Task to carry out: Pull out every line below that contains the word "เศษเพ".

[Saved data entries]

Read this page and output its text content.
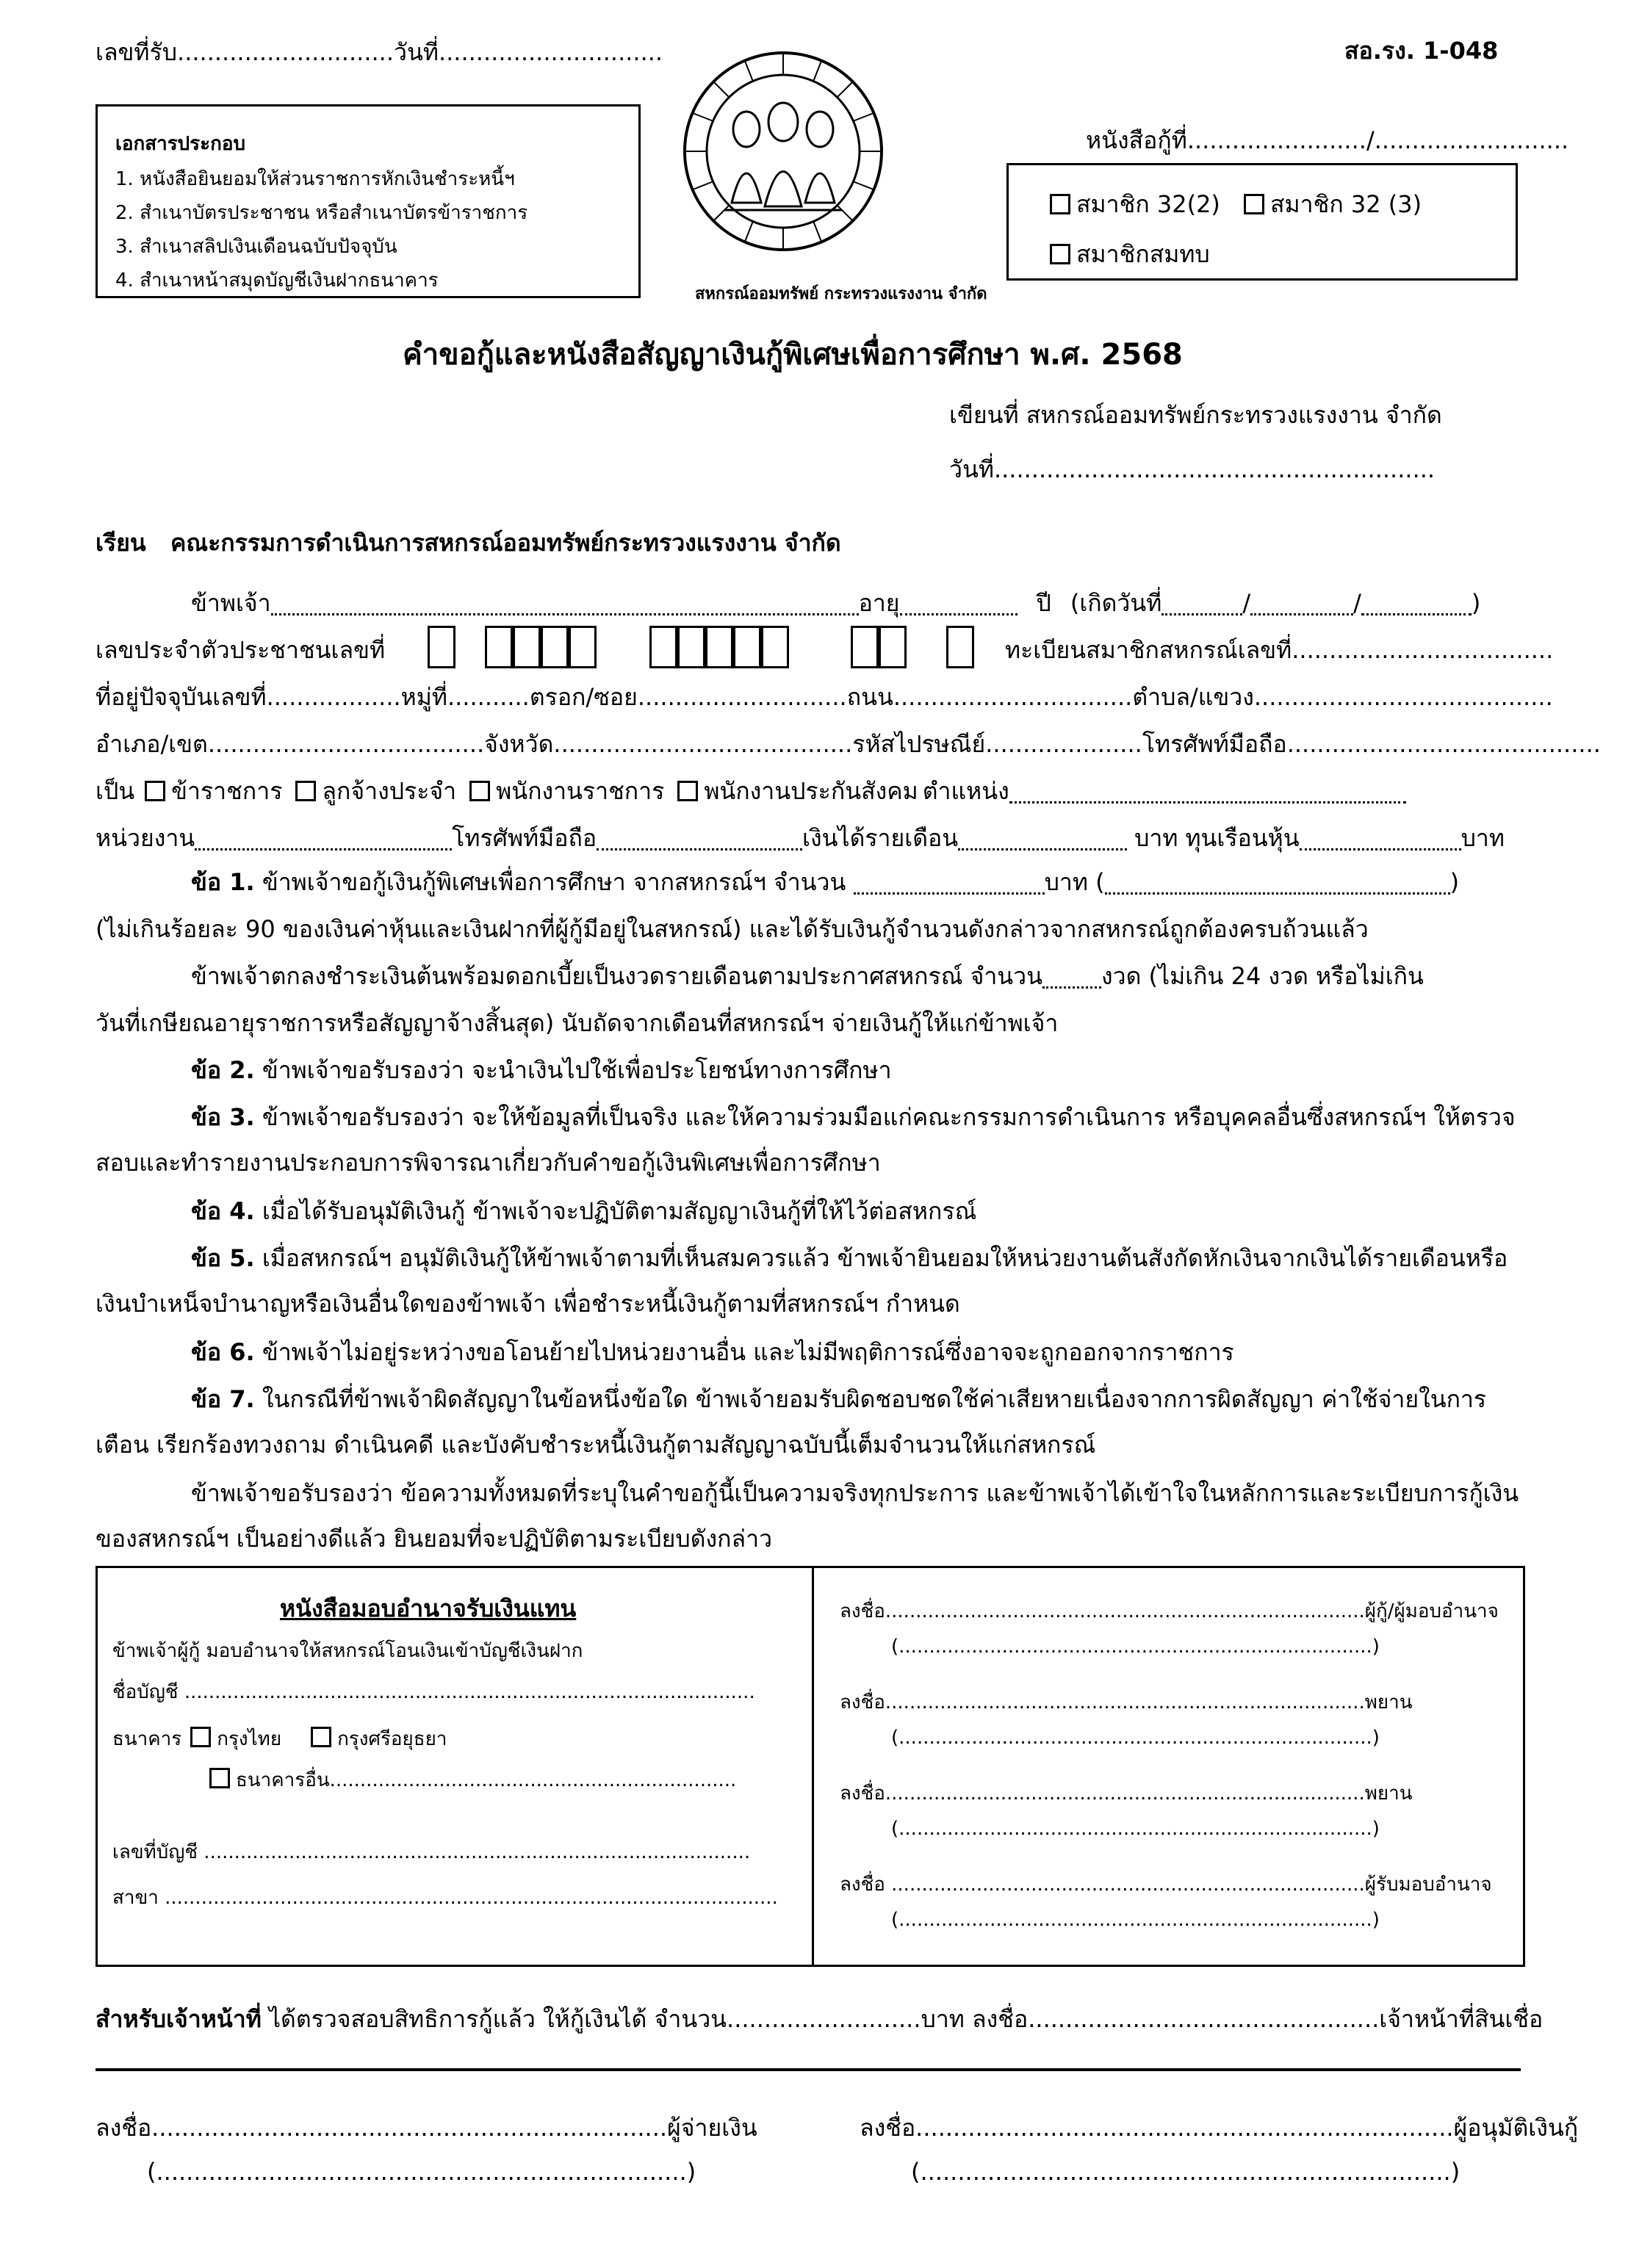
เลขที่รับ.............................วันที่..............................	สอ.รง. 1-048
หนังสือกู้ที่......................../..........................
เอกสารประกอบ
1. หนังสือยินยอมให้ส่วนราชการหักเงินชำระหนี้ฯ
2. สำเนาบัตรประชาชน หรือสำเนาบัตรข้าราชการ
3. สำเนาสลิปเงินเดือนฉบับปัจจุบัน
4. สำเนาหน้าสมุดบัญชีเงินฝากธนาคาร
สหกรณ์ออมทรัพย์ กระทรวงแรงงาน จำกัด
สมาชิก 32(2)	สมาชิก 32 (3)
สมาชิกสมทบ
คำขอกู้และหนังสือสัญญาเงินกู้พิเศษเพื่อการศึกษา พ.ศ. 2568
เขียนที่ สหกรณ์ออมทรัพย์กระทรวงแรงงาน จำกัด
วันที่...........................................................
เรียน คณะกรรมการดำเนินการสหกรณ์ออมทรัพย์กระทรวงแรงงาน จำกัด
ข้าพเจ้า	อายุ	ปี (เกิดวันที่	/	/	)
เลขประจำตัวประชาชนเลขที่	ทะเบียนสมาชิกสหกรณ์เลขที่...................................
ที่อยู่ปัจจุบันเลขที่..................หมู่ที่...........ตรอก/ซอย............................ถนน................................ตำบล/แขวง........................................
อำเภอ/เขต.....................................จังหวัด........................................รหัสไปรษณีย์.....................โทรศัพท์มือถือ..........................................
เป็น ข้าราชการ ลูกจ้างประจำ พนักงานราชการ พนักงานประกันสังคม ตำแหน่ง
หน่วยงาน	โทรศัพท์มือถือ	เงินได้รายเดือน	บาท ทุนเรือนหุ้น	บาท
ข้อ 1. ข้าพเจ้าขอกู้เงินกู้พิเศษเพื่อการศึกษา จากสหกรณ์ฯ จำนวน	บาท (	)
(ไม่เกินร้อยละ 90 ของเงินค่าหุ้นและเงินฝากที่ผู้กู้มีอยู่ในสหกรณ์) และได้รับเงินกู้จำนวนดังกล่าวจากสหกรณ์ถูกต้องครบถ้วนแล้ว
ข้าพเจ้าตกลงชำระเงินต้นพร้อมดอกเบี้ยเป็นงวดรายเดือนตามประกาศสหกรณ์ จำนวน	งวด (ไม่เกิน 24 งวด หรือไม่เกิน
วันที่เกษียณอายุราชการหรือสัญญาจ้างสิ้นสุด) นับถัดจากเดือนที่สหกรณ์ฯ จ่ายเงินกู้ให้แก่ข้าพเจ้า
ข้อ 2. ข้าพเจ้าขอรับรองว่า จะนำเงินไปใช้เพื่อประโยชน์ทางการศึกษา
ข้อ 3. ข้าพเจ้าขอรับรองว่า จะให้ข้อมูลที่เป็นจริง และให้ความร่วมมือแก่คณะกรรมการดำเนินการ หรือบุคคลอื่นซึ่งสหกรณ์ฯ ให้ตรวจสอบและทำรายงานประกอบการพิจารณาเกี่ยวกับคำขอกู้เงินพิเศษเพื่อการศึกษา
ข้อ 4. เมื่อได้รับอนุมัติเงินกู้ ข้าพเจ้าจะปฏิบัติตามสัญญาเงินกู้ที่ให้ไว้ต่อสหกรณ์
ข้อ 5. เมื่อสหกรณ์ฯ อนุมัติเงินกู้ให้ข้าพเจ้าตามที่เห็นสมควรแล้ว ข้าพเจ้ายินยอมให้หน่วยงานต้นสังกัดหักเงินจากเงินได้รายเดือนหรือเงินบำเหน็จบำนาญหรือเงินอื่นใดของข้าพเจ้า เพื่อชำระหนี้เงินกู้ตามที่สหกรณ์ฯ กำหนด
ข้อ 6. ข้าพเจ้าไม่อยู่ระหว่างขอโอนย้ายไปหน่วยงานอื่น และไม่มีพฤติการณ์ซึ่งอาจจะถูกออกจากราชการ
ข้อ 7. ในกรณีที่ข้าพเจ้าผิดสัญญาในข้อหนึ่งข้อใด ข้าพเจ้ายอมรับผิดชอบชดใช้ค่าเสียหายเนื่องจากการผิดสัญญา ค่าใช้จ่ายในการเตือน เรียกร้องทวงถาม ดำเนินคดี และบังคับชำระหนี้เงินกู้ตามสัญญาฉบับนี้เต็มจำนวนให้แก่สหกรณ์
ข้าพเจ้าขอรับรองว่า ข้อความทั้งหมดที่ระบุในคำขอกู้นี้เป็นความจริงทุกประการ และข้าพเจ้าได้เข้าใจในหลักการและระเบียบการกู้เงินของสหกรณ์ฯ เป็นอย่างดีแล้ว ยินยอมที่จะปฏิบัติตามระเบียบดังกล่าว
หนังสือมอบอำนาจรับเงินแทน
ข้าพเจ้าผู้กู้ มอบอำนาจให้สหกรณ์โอนเงินเข้าบัญชีเงินฝาก
ชื่อบัญชี ..............................................................................................
ธนาคาร กรุงไทย	กรุงศรีอยุธยา
ธนาคารอื่น...................................................................
เลขที่บัญชี ..........................................................................................
สาขา .....................................................................................................
ลงชื่อ...............................................................................ผู้กู้/ผู้มอบอำนาจ
(..............................................................................)
ลงชื่อ...............................................................................พยาน
(..............................................................................)
ลงชื่อ...............................................................................พยาน
(..............................................................................)
ลงชื่อ ..............................................................................ผู้รับมอบอำนาจ
(..............................................................................)
สำหรับเจ้าหน้าที่ ได้ตรวจสอบสิทธิการกู้แล้ว ให้กู้เงินได้ จำนวน..........................บาท ลงชื่อ...............................................เจ้าหน้าที่สินเชื่อ
ลงชื่อ.....................................................................ผู้จ่ายเงิน
(.......................................................................)
ลงชื่อ........................................................................ผู้อนุมัติเงินกู้
(.......................................................................)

Reply:
คำขอกู้และหนังสือสัญญาเงินกู้พิเศษเพื่อการศึกษา พ.ศ. 2568
ข้อ 1. ข้าพเจ้าขอกู้เงินกู้พิเศษเพื่อการศึกษา จากสหกรณ์ฯ จำนวน	บาท (	)
ข้อ 3. ข้าพเจ้าขอรับรองว่า จะให้ข้อมูลที่เป็นจริง และให้ความร่วมมือแก่คณะกรรมการดำเนินการ หรือบุคคลอื่นซึ่งสหกรณ์ฯ ให้ตรวจสอบและทำรายงานประกอบการพิจารณาเกี่ยวกับคำขอกู้เงินพิเศษเพื่อการศึกษา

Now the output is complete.